Challenge | Write out the material below again, switching every "screenshot_tool" to "capture_tool" and leaving everything else unchanged.

Data in this exercise |
:::::

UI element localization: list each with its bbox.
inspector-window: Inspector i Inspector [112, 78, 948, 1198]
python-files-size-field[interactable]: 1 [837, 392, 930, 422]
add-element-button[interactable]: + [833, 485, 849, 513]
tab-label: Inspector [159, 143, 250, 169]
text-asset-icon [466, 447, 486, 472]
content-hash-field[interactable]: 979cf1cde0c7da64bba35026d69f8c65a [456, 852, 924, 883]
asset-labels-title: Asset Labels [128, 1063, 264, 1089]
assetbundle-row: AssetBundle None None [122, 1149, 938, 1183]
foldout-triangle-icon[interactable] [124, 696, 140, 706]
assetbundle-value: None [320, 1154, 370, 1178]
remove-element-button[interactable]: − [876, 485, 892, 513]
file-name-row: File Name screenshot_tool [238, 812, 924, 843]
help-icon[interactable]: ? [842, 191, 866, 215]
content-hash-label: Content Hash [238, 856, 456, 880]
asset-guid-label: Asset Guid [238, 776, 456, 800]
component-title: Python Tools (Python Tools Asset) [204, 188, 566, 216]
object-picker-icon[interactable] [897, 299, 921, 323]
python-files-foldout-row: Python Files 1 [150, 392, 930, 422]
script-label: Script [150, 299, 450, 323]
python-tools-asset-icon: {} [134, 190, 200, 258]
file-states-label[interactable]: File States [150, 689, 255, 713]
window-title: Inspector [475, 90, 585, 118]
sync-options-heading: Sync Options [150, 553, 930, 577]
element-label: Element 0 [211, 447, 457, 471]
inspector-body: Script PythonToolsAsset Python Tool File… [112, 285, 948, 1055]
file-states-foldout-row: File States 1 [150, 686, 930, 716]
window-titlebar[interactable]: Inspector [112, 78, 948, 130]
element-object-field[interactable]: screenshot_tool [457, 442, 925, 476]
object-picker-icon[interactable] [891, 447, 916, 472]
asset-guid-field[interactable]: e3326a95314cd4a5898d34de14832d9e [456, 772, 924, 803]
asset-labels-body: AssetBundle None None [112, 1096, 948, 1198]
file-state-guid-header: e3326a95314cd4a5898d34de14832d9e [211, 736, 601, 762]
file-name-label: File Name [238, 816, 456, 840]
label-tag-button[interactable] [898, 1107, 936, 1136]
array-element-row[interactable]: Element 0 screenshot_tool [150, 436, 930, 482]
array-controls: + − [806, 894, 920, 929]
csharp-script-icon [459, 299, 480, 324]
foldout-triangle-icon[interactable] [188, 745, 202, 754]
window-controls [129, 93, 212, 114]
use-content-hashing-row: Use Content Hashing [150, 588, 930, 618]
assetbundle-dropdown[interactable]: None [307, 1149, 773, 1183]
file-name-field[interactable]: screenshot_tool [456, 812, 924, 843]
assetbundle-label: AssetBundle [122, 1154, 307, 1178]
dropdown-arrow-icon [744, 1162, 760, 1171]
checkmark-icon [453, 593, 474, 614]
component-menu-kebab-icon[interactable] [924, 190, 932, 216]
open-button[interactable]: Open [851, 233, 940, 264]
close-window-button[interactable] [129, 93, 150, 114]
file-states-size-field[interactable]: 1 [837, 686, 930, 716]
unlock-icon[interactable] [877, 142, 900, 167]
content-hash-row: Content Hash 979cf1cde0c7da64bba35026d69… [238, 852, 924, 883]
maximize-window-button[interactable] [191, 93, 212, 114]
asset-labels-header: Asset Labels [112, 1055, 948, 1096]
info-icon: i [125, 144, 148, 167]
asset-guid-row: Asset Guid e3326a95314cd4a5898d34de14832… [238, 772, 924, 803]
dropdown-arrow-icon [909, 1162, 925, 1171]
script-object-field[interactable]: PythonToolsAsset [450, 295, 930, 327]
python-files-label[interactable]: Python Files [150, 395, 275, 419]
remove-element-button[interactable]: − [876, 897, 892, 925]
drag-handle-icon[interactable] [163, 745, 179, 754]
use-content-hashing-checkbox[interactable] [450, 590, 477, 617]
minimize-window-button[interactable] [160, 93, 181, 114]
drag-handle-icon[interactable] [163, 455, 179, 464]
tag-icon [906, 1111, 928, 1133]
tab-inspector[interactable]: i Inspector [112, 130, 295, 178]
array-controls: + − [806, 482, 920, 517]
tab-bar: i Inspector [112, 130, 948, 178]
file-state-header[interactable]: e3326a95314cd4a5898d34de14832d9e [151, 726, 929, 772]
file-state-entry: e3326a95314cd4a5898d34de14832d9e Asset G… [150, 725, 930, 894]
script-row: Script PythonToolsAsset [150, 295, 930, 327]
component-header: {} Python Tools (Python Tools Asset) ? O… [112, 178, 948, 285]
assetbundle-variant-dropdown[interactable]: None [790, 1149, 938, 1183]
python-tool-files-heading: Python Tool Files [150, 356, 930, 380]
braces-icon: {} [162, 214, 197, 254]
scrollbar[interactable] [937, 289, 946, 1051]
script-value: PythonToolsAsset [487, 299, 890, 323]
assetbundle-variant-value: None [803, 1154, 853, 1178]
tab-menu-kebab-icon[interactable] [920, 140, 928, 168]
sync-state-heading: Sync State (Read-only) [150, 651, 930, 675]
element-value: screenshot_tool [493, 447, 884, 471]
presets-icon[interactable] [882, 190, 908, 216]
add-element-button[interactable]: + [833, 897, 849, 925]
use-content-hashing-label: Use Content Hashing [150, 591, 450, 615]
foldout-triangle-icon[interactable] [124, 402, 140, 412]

:::::

The result |
UI element localization: list each with its bbox.
inspector-window: Inspector i Inspector [112, 78, 948, 1198]
python-files-size-field[interactable]: 1 [837, 392, 930, 422]
add-element-button[interactable]: + [833, 485, 849, 513]
tab-label: Inspector [159, 143, 250, 169]
text-asset-icon [466, 447, 486, 472]
content-hash-field[interactable]: 979cf1cde0c7da64bba35026d69f8c65a [456, 852, 924, 883]
asset-labels-title: Asset Labels [128, 1063, 264, 1089]
assetbundle-row: AssetBundle None None [122, 1149, 938, 1183]
foldout-triangle-icon[interactable] [124, 696, 140, 706]
assetbundle-value: None [320, 1154, 370, 1178]
remove-element-button[interactable]: − [876, 485, 892, 513]
file-name-row: File Name capture_tool [238, 812, 924, 843]
help-icon[interactable]: ? [842, 191, 866, 215]
content-hash-label: Content Hash [238, 856, 456, 880]
asset-guid-label: Asset Guid [238, 776, 456, 800]
component-title: Python Tools (Python Tools Asset) [204, 188, 566, 216]
object-picker-icon[interactable] [897, 299, 921, 323]
python-files-foldout-row: Python Files 1 [150, 392, 930, 422]
script-label: Script [150, 299, 450, 323]
python-tools-asset-icon: {} [134, 190, 200, 258]
file-states-label[interactable]: File States [150, 689, 255, 713]
window-title: Inspector [475, 90, 585, 118]
sync-options-heading: Sync Options [150, 553, 930, 577]
element-label: Element 0 [211, 447, 457, 471]
inspector-body: Script PythonToolsAsset Python Tool File… [112, 285, 948, 1055]
file-states-foldout-row: File States 1 [150, 686, 930, 716]
window-titlebar[interactable]: Inspector [112, 78, 948, 130]
element-object-field[interactable]: capture_tool [457, 442, 925, 476]
object-picker-icon[interactable] [891, 447, 916, 472]
asset-guid-field[interactable]: e3326a95314cd4a5898d34de14832d9e [456, 772, 924, 803]
asset-labels-body: AssetBundle None None [112, 1096, 948, 1198]
file-state-guid-header: e3326a95314cd4a5898d34de14832d9e [211, 736, 601, 762]
file-name-label: File Name [238, 816, 456, 840]
label-tag-button[interactable] [898, 1107, 936, 1136]
array-element-row[interactable]: Element 0 capture_tool [150, 436, 930, 482]
array-controls: + − [806, 894, 920, 929]
csharp-script-icon [459, 299, 480, 324]
foldout-triangle-icon[interactable] [188, 745, 202, 754]
window-controls [129, 93, 212, 114]
use-content-hashing-row: Use Content Hashing [150, 588, 930, 618]
assetbundle-dropdown[interactable]: None [307, 1149, 773, 1183]
file-name-field[interactable]: capture_tool [456, 812, 924, 843]
assetbundle-label: AssetBundle [122, 1154, 307, 1178]
dropdown-arrow-icon [744, 1162, 760, 1171]
checkmark-icon [453, 593, 474, 614]
component-menu-kebab-icon[interactable] [924, 190, 932, 216]
open-button[interactable]: Open [851, 233, 940, 264]
close-window-button[interactable] [129, 93, 150, 114]
file-states-size-field[interactable]: 1 [837, 686, 930, 716]
unlock-icon[interactable] [877, 142, 900, 167]
content-hash-row: Content Hash 979cf1cde0c7da64bba35026d69… [238, 852, 924, 883]
maximize-window-button[interactable] [191, 93, 212, 114]
asset-labels-header: Asset Labels [112, 1055, 948, 1096]
info-icon: i [125, 144, 148, 167]
asset-guid-row: Asset Guid e3326a95314cd4a5898d34de14832… [238, 772, 924, 803]
dropdown-arrow-icon [909, 1162, 925, 1171]
script-object-field[interactable]: PythonToolsAsset [450, 295, 930, 327]
python-files-label[interactable]: Python Files [150, 395, 275, 419]
remove-element-button[interactable]: − [876, 897, 892, 925]
drag-handle-icon[interactable] [163, 745, 179, 754]
use-content-hashing-checkbox[interactable] [450, 590, 477, 617]
minimize-window-button[interactable] [160, 93, 181, 114]
drag-handle-icon[interactable] [163, 455, 179, 464]
tag-icon [906, 1111, 928, 1133]
tab-inspector[interactable]: i Inspector [112, 130, 295, 178]
array-controls: + − [806, 482, 920, 517]
tab-bar: i Inspector [112, 130, 948, 178]
file-state-header[interactable]: e3326a95314cd4a5898d34de14832d9e [151, 726, 929, 772]
file-state-entry: e3326a95314cd4a5898d34de14832d9e Asset G… [150, 725, 930, 894]
script-row: Script PythonToolsAsset [150, 295, 930, 327]
component-header: {} Python Tools (Python Tools Asset) ? O… [112, 178, 948, 285]
assetbundle-variant-dropdown[interactable]: None [790, 1149, 938, 1183]
python-tool-files-heading: Python Tool Files [150, 356, 930, 380]
braces-icon: {} [162, 214, 197, 254]
scrollbar[interactable] [937, 289, 946, 1051]
script-value: PythonToolsAsset [487, 299, 890, 323]
assetbundle-variant-value: None [803, 1154, 853, 1178]
tab-menu-kebab-icon[interactable] [920, 140, 928, 168]
sync-state-heading: Sync State (Read-only) [150, 651, 930, 675]
element-value: capture_tool [493, 447, 884, 471]
presets-icon[interactable] [882, 190, 908, 216]
add-element-button[interactable]: + [833, 897, 849, 925]
use-content-hashing-label: Use Content Hashing [150, 591, 450, 615]
foldout-triangle-icon[interactable] [124, 402, 140, 412]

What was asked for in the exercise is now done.